== THE RECORDS ==

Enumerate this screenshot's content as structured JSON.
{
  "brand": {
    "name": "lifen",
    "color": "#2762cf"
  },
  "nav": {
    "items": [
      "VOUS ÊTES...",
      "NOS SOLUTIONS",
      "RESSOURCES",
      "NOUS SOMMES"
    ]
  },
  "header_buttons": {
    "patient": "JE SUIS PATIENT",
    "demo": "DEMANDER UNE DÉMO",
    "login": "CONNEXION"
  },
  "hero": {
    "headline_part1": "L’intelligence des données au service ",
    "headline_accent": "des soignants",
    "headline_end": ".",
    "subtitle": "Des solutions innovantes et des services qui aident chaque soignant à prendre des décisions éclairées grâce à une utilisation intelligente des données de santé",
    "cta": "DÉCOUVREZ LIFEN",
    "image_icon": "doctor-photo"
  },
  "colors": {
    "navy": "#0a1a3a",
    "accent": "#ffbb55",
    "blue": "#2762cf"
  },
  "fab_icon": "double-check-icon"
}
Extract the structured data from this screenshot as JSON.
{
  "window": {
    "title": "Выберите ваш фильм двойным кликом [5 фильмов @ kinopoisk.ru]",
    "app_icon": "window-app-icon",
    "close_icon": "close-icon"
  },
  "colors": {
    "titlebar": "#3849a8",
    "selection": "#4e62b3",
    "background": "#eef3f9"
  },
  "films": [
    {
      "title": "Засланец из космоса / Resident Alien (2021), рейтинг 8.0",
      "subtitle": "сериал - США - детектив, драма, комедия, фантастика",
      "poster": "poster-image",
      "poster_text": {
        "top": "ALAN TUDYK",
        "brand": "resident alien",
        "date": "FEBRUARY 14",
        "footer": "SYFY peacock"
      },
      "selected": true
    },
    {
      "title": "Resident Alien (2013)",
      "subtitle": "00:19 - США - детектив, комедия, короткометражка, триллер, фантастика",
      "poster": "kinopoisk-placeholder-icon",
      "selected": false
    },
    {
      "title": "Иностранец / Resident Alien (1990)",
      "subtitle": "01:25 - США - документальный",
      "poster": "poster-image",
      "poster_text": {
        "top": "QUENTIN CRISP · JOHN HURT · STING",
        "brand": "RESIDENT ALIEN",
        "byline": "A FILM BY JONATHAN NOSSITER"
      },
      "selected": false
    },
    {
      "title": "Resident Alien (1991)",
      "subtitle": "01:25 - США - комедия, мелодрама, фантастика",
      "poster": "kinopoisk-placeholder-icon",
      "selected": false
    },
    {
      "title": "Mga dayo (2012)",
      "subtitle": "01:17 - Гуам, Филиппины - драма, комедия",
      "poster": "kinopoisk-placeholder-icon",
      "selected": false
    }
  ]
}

===

* _WHAT IS REQUIRED_:
Search the records above for the string "детектив". Copy every line that contains it.

* _CORRECT ANSWER_:
      "subtitle": "сериал - США - детектив, драма, комедия, фантастика",
      "subtitle": "00:19 - США - детектив, комедия, короткометражка, триллер, фантастика",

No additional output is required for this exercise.